Extracted records:
╭──

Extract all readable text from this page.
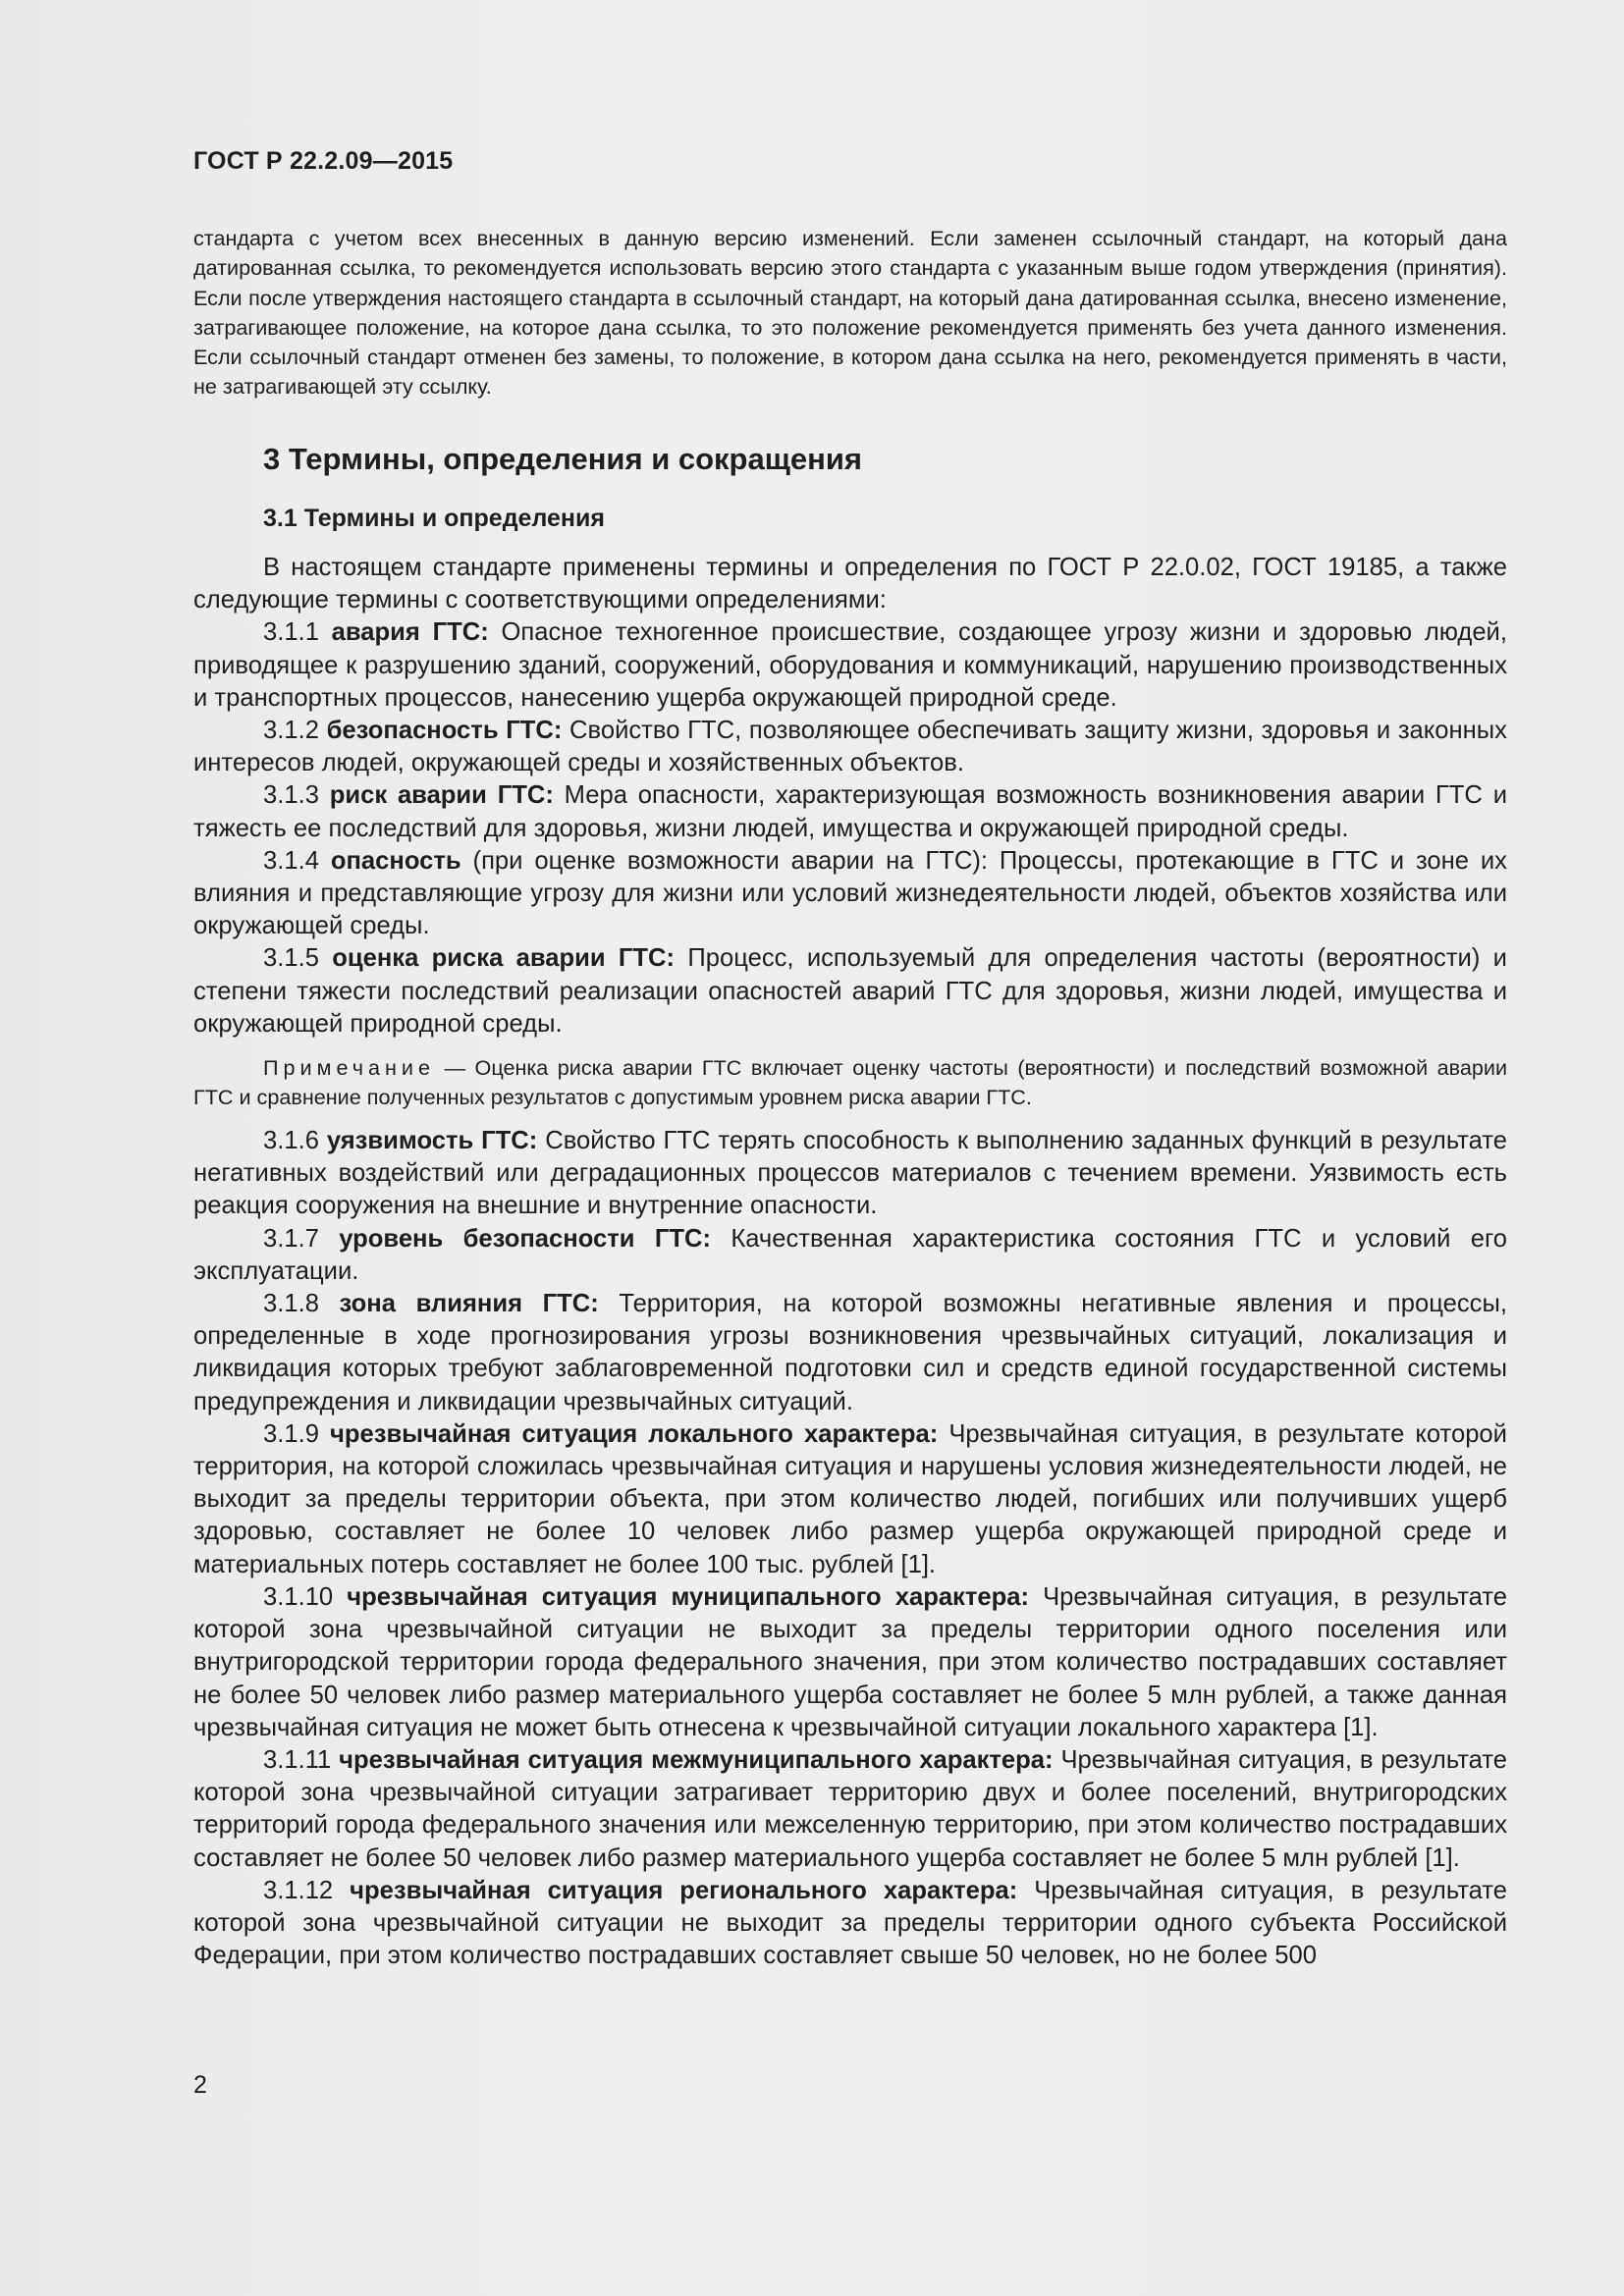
ГОСТ Р 22.2.09—2015

стандарта с учетом всех внесенных в данную версию изменений. Если заменен ссылочный стандарт, на который дана датированная ссылка, то рекомендуется использовать версию этого стандарта с указанным выше годом утверждения (принятия). Если после утверждения настоящего стандарта в ссылочный стандарт, на который дана датированная ссылка, внесено изменение, затрагивающее положение, на которое дана ссылка, то это положение рекомендуется применять без учета данного изменения. Если ссылочный стандарт отменен без замены, то положение, в котором дана ссылка на него, рекомендуется применять в части, не затрагивающей эту ссылку.

3 Термины, определения и сокращения
3.1 Термины и определения

В настоящем стандарте применены термины и определения по ГОСТ Р 22.0.02, ГОСТ 19185, а также следующие термины с соответствующими определениями:

3.1.1 авария ГТС: Опасное техногенное происшествие, создающее угрозу жизни и здоровью людей, приводящее к разрушению зданий, сооружений, оборудования и коммуникаций, нарушению производственных и транспортных процессов, нанесению ущерба окружающей природной среде.

3.1.2 безопасность ГТС: Свойство ГТС, позволяющее обеспечивать защиту жизни, здоровья и законных интересов людей, окружающей среды и хозяйственных объектов.

3.1.3 риск аварии ГТС: Мера опасности, характеризующая возможность возникновения аварии ГТС и тяжесть ее последствий для здоровья, жизни людей, имущества и окружающей природной среды.

3.1.4 опасность (при оценке возможности аварии на ГТС): Процессы, протекающие в ГТС и зоне их влияния и представляющие угрозу для жизни или условий жизнедеятельности людей, объектов хозяйства или окружающей среды.

3.1.5 оценка риска аварии ГТС: Процесс, используемый для определения частоты (вероятности) и степени тяжести последствий реализации опасностей аварий ГТС для здоровья, жизни людей, имущества и окружающей природной среды.

Примечание — Оценка риска аварии ГТС включает оценку частоты (вероятности) и последствий возможной аварии ГТС и сравнение полученных результатов с допустимым уровнем риска аварии ГТС.

3.1.6 уязвимость ГТС: Свойство ГТС терять способность к выполнению заданных функций в результате негативных воздействий или деградационных процессов материалов с течением времени. Уязвимость есть реакция сооружения на внешние и внутренние опасности.

3.1.7 уровень безопасности ГТС: Качественная характеристика состояния ГТС и условий его эксплуатации.

3.1.8 зона влияния ГТС: Территория, на которой возможны негативные явления и процессы, определенные в ходе прогнозирования угрозы возникновения чрезвычайных ситуаций, локализация и ликвидация которых требуют заблаговременной подготовки сил и средств единой государственной системы предупреждения и ликвидации чрезвычайных ситуаций.

3.1.9 чрезвычайная ситуация локального характера: Чрезвычайная ситуация, в результате которой территория, на которой сложилась чрезвычайная ситуация и нарушены условия жизнедеятельности людей, не выходит за пределы территории объекта, при этом количество людей, погибших или получивших ущерб здоровью, составляет не более 10 человек либо размер ущерба окружающей природной среде и материальных потерь составляет не более 100 тыс. рублей [1].

3.1.10 чрезвычайная ситуация муниципального характера: Чрезвычайная ситуация, в результате которой зона чрезвычайной ситуации не выходит за пределы территории одного поселения или внутригородской территории города федерального значения, при этом количество пострадавших составляет не более 50 человек либо размер материального ущерба составляет не более 5 млн рублей, а также данная чрезвычайная ситуация не может быть отнесена к чрезвычайной ситуации локального характера [1].

3.1.11 чрезвычайная ситуация межмуниципального характера: Чрезвычайная ситуация, в результате которой зона чрезвычайной ситуации затрагивает территорию двух и более поселений, внутригородских территорий города федерального значения или межселенную территорию, при этом количество пострадавших составляет не более 50 человек либо размер материального ущерба составляет не более 5 млн рублей [1].

3.1.12 чрезвычайная ситуация регионального характера: Чрезвычайная ситуация, в результате которой зона чрезвычайной ситуации не выходит за пределы территории одного субъекта Российской Федерации, при этом количество пострадавших составляет свыше 50 человек, но не более 500

2
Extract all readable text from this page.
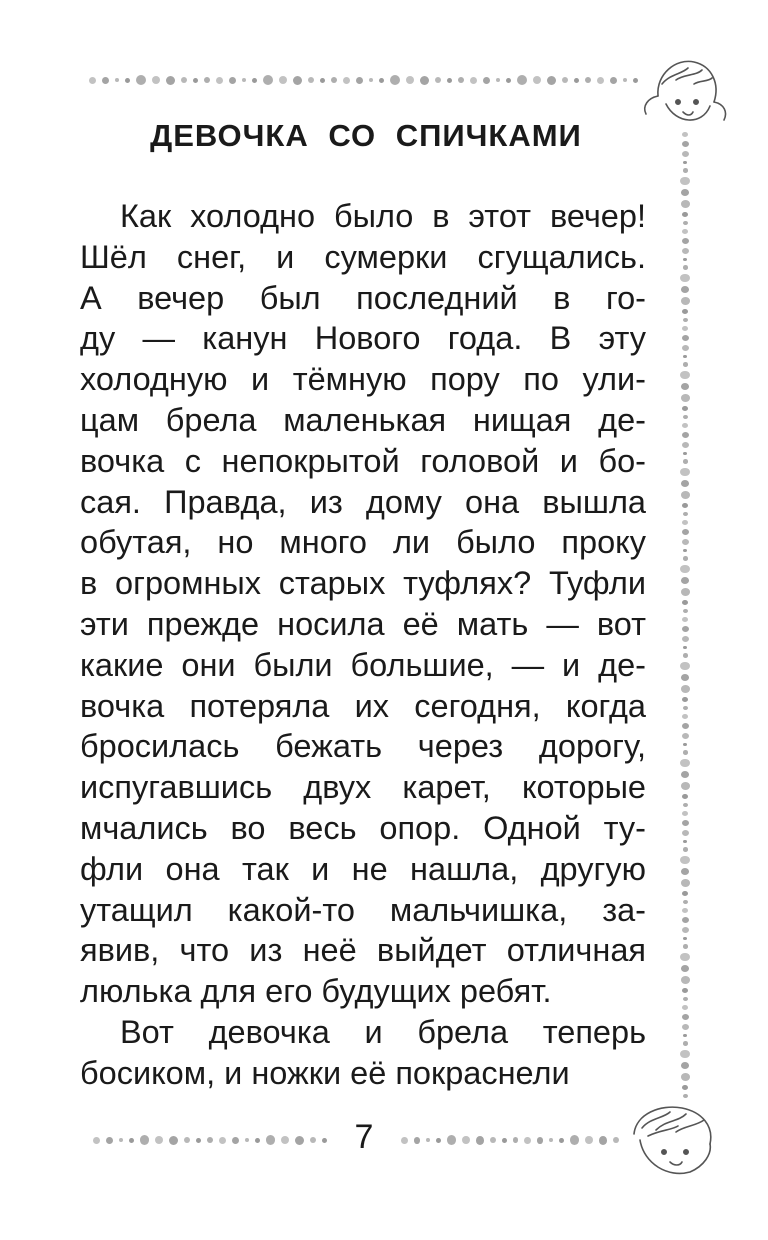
ДЕВОЧКА СО СПИЧКАМИ

Как холодно было в этот вечер!
Шёл снег, и сумерки сгущались.
А вечер был последний в го-
ду — канун Нового года. В эту
холодную и тёмную пору по ули-
цам брела маленькая нищая де-
вочка с непокрытой головой и бо-
сая. Правда, из дому она вышла
обутая, но много ли было проку
в огромных старых туфлях? Туфли
эти прежде носила её мать — вот
какие они были большие, — и де-
вочка потеряла их сегодня, когда
бросилась бежать через дорогу,
испугавшись двух карет, которые
мчались во весь опор. Одной ту-
фли она так и не нашла, другую
утащил какой-то мальчишка, за-
явив, что из неё выйдет отличная
люлька для его будущих ребят.

Вот девочка и брела теперь
босиком, и ножки её покраснели

7
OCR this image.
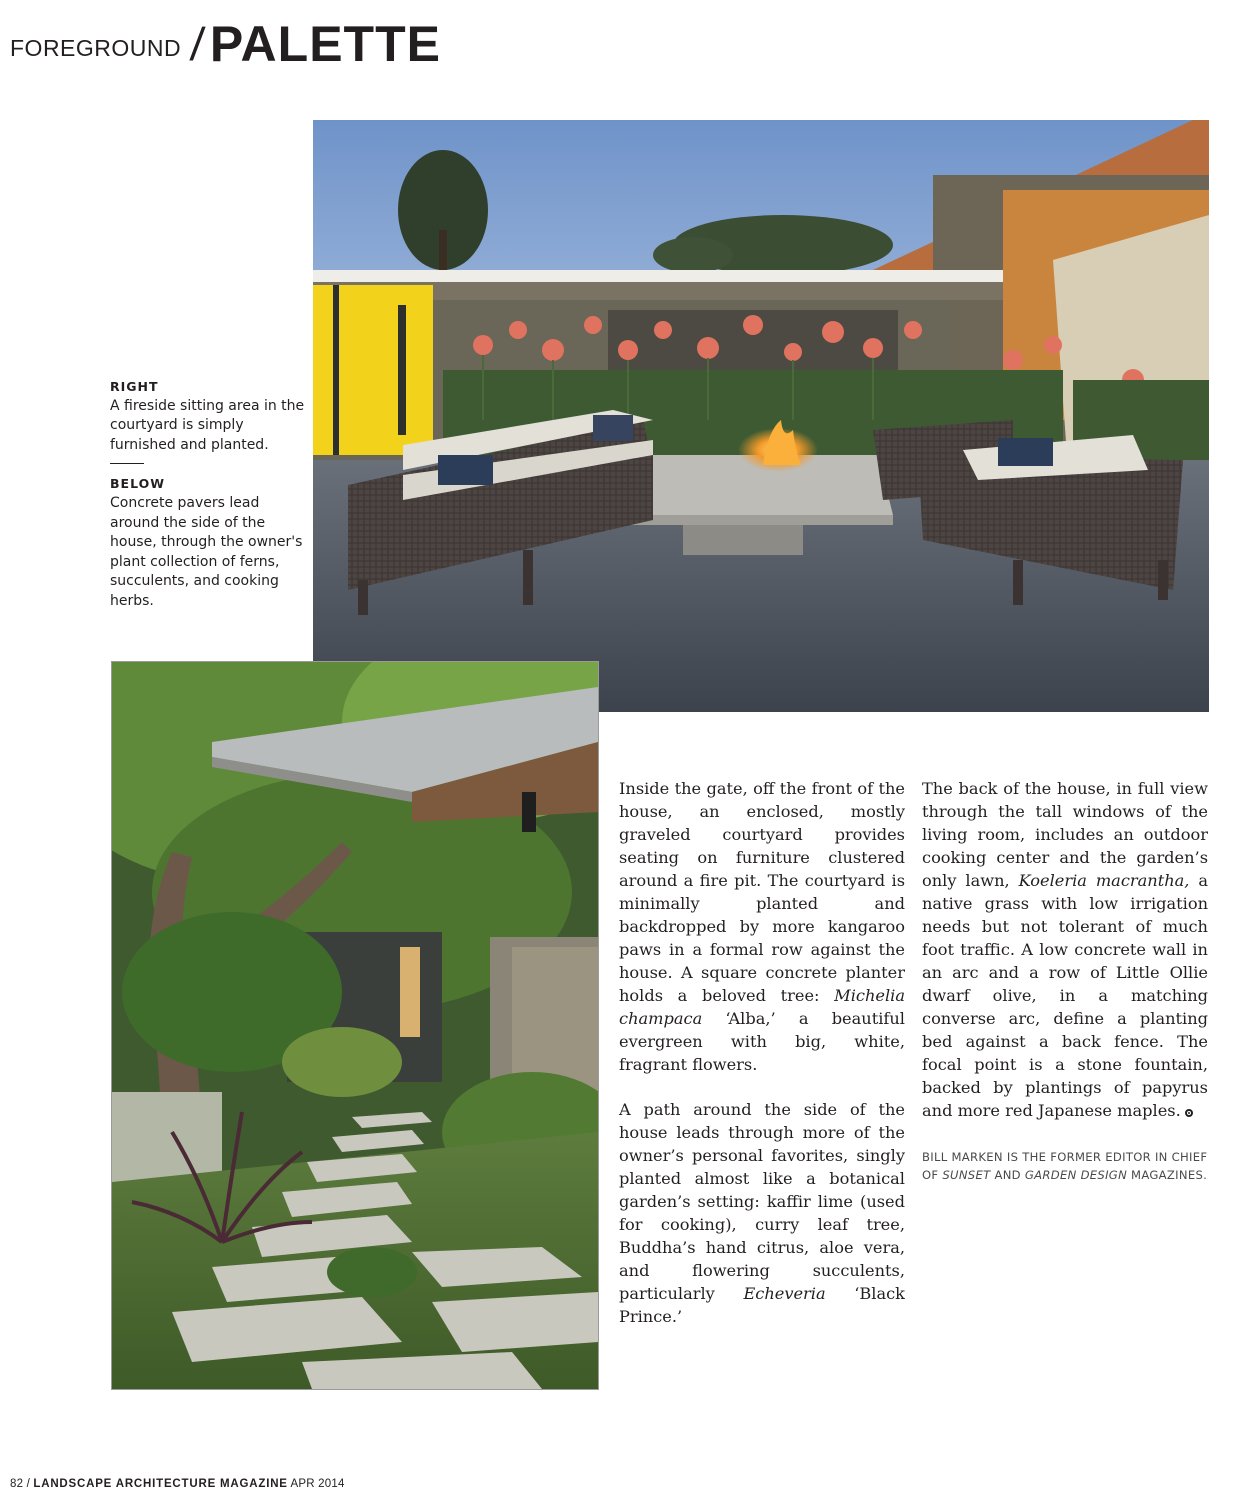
FOREGROUND / PALETTE
RIGHT
A fireside sitting area in the courtyard is simply furnished and planted.
BELOW
Concrete pavers lead around the side of the house, through the owner's plant collection of ferns, succulents, and cooking herbs.

Inside the gate, off the front of the house, an enclosed, mostly graveled courtyard provides seating on furniture clustered around a fire pit. The courtyard is minimally planted and backdropped by more kangaroo paws in a formal row against the house. A square concrete planter holds a beloved tree: Michelia champaca ‘Alba,’ a beautiful evergreen with big, white, fragrant flowers.

A path around the side of the house leads through more of the owner’s personal favorites, singly planted almost like a botanical garden’s setting: kaffir lime (used for cooking), curry leaf tree, Buddha’s hand citrus, aloe vera, and flowering succulents, particularly Echeveria ‘Black Prince.’

The back of the house, in full view through the tall windows of the living room, includes an outdoor cooking center and the garden’s only lawn, Koeleria macrantha, a native grass with low irrigation needs but not tolerant of much foot traffic. A low concrete wall in an arc and a row of Little Ollie dwarf olive, in a matching converse arc, define a planting bed against a back fence. The focal point is a stone fountain, backed by plantings of papyrus and more red Japanese maples.

BILL MARKEN IS THE FORMER EDITOR IN CHIEF OF SUNSET AND GARDEN DESIGN MAGAZINES.
82 / LANDSCAPE ARCHITECTURE MAGAZINE APR 2014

╰──

SET PROBLEM: Retype the entries word for word. Omit any images.

TASK RESULT:
Extract all readable text from this page.
ГОСТ Р 22.2.09—2015

стандарта с учетом всех внесенных в данную версию изменений. Если заменен ссылочный стандарт, на который дана датированная ссылка, то рекомендуется использовать версию этого стандарта с указанным выше годом утверждения (принятия). Если после утверждения настоящего стандарта в ссылочный стандарт, на который дана датированная ссылка, внесено изменение, затрагивающее положение, на которое дана ссылка, то это положение рекомендуется применять без учета данного изменения. Если ссылочный стандарт отменен без замены, то положение, в котором дана ссылка на него, рекомендуется применять в части, не затрагивающей эту ссылку.

3 Термины, определения и сокращения
3.1 Термины и определения

В настоящем стандарте применены термины и определения по ГОСТ Р 22.0.02, ГОСТ 19185, а также следующие термины с соответствующими определениями:

3.1.1 авария ГТС: Опасное техногенное происшествие, создающее угрозу жизни и здоровью людей, приводящее к разрушению зданий, сооружений, оборудования и коммуникаций, нарушению производственных и транспортных процессов, нанесению ущерба окружающей природной среде.

3.1.2 безопасность ГТС: Свойство ГТС, позволяющее обеспечивать защиту жизни, здоровья и законных интересов людей, окружающей среды и хозяйственных объектов.

3.1.3 риск аварии ГТС: Мера опасности, характеризующая возможность возникновения аварии ГТС и тяжесть ее последствий для здоровья, жизни людей, имущества и окружающей природной среды.

3.1.4 опасность (при оценке возможности аварии на ГТС): Процессы, протекающие в ГТС и зоне их влияния и представляющие угрозу для жизни или условий жизнедеятельности людей, объектов хозяйства или окружающей среды.

3.1.5 оценка риска аварии ГТС: Процесс, используемый для определения частоты (вероятности) и степени тяжести последствий реализации опасностей аварий ГТС для здоровья, жизни людей, имущества и окружающей природной среды.

Примечание — Оценка риска аварии ГТС включает оценку частоты (вероятности) и последствий возможной аварии ГТС и сравнение полученных результатов с допустимым уровнем риска аварии ГТС.

3.1.6 уязвимость ГТС: Свойство ГТС терять способность к выполнению заданных функций в результате негативных воздействий или деградационных процессов материалов с течением времени. Уязвимость есть реакция сооружения на внешние и внутренние опасности.

3.1.7 уровень безопасности ГТС: Качественная характеристика состояния ГТС и условий его эксплуатации.

3.1.8 зона влияния ГТС: Территория, на которой возможны негативные явления и процессы, определенные в ходе прогнозирования угрозы возникновения чрезвычайных ситуаций, локализация и ликвидация которых требуют заблаговременной подготовки сил и средств единой государственной системы предупреждения и ликвидации чрезвычайных ситуаций.

3.1.9 чрезвычайная ситуация локального характера: Чрезвычайная ситуация, в результате которой территория, на которой сложилась чрезвычайная ситуация и нарушены условия жизнедеятельности людей, не выходит за пределы территории объекта, при этом количество людей, погибших или получивших ущерб здоровью, составляет не более 10 человек либо размер ущерба окружающей природной среде и материальных потерь составляет не более 100 тыс. рублей [1].

3.1.10 чрезвычайная ситуация муниципального характера: Чрезвычайная ситуация, в результате которой зона чрезвычайной ситуации не выходит за пределы территории одного поселения или внутригородской территории города федерального значения, при этом количество пострадавших составляет не более 50 человек либо размер материального ущерба составляет не более 5 млн рублей, а также данная чрезвычайная ситуация не может быть отнесена к чрезвычайной ситуации локального характера [1].

3.1.11 чрезвычайная ситуация межмуниципального характера: Чрезвычайная ситуация, в результате которой зона чрезвычайной ситуации затрагивает территорию двух и более поселений, внутригородских территорий города федерального значения или межселенную территорию, при этом количество пострадавших составляет не более 50 человек либо размер материального ущерба составляет не более 5 млн рублей [1].

3.1.12 чрезвычайная ситуация регионального характера: Чрезвычайная ситуация, в результате которой зона чрезвычайной ситуации не выходит за пределы территории одного субъекта Российской Федерации, при этом количество пострадавших составляет свыше 50 человек, но не более 500

2
Extract all readable text from this page.
ДЕВОЧКА СО СПИЧКАМИ

Как холодно было в этот вечер!
Шёл снег, и сумерки сгущались.
А вечер был последний в го-
ду — канун Нового года. В эту
холодную и тёмную пору по ули-
цам брела маленькая нищая де-
вочка с непокрытой головой и бо-
сая. Правда, из дому она вышла
обутая, но много ли было проку
в огромных старых туфлях? Туфли
эти прежде носила её мать — вот
какие они были большие, — и де-
вочка потеряла их сегодня, когда
бросилась бежать через дорогу,
испугавшись двух карет, которые
мчались во весь опор. Одной ту-
фли она так и не нашла, другую
утащил какой-то мальчишка, за-
явив, что из неё выйдет отличная
люлька для его будущих ребят.

Вот девочка и брела теперь
босиком, и ножки её покраснели

7
OCR this image.
FOREGROUND / PALETTE
RIGHT
A fireside sitting area in the courtyard is simply furnished and planted.
BELOW
Concrete pavers lead around the side of the house, through the owner's plant collection of ferns, succulents, and cooking herbs.

Inside the gate, off the front of the house, an enclosed, mostly graveled courtyard provides seating on furniture clustered around a fire pit. The courtyard is minimally planted and backdropped by more kangaroo paws in a formal row against the house. A square concrete planter holds a beloved tree: Michelia champaca ‘Alba,’ a beautiful evergreen with big, white, fragrant flowers.

A path around the side of the house leads through more of the owner’s personal favorites, singly planted almost like a botanical garden’s setting: kaffir lime (used for cooking), curry leaf tree, Buddha’s hand citrus, aloe vera, and flowering succulents, particularly Echeveria ‘Black Prince.’

The back of the house, in full view through the tall windows of the living room, includes an outdoor cooking center and the garden’s only lawn, Koeleria macrantha, a native grass with low irrigation needs but not tolerant of much foot traffic. A low concrete wall in an arc and a row of Little Ollie dwarf olive, in a matching converse arc, define a planting bed against a back fence. The focal point is a stone fountain, backed by plantings of papyrus and more red Japanese maples.

BILL MARKEN IS THE FORMER EDITOR IN CHIEF OF SUNSET AND GARDEN DESIGN MAGAZINES.
82 / LANDSCAPE ARCHITECTURE MAGAZINE APR 2014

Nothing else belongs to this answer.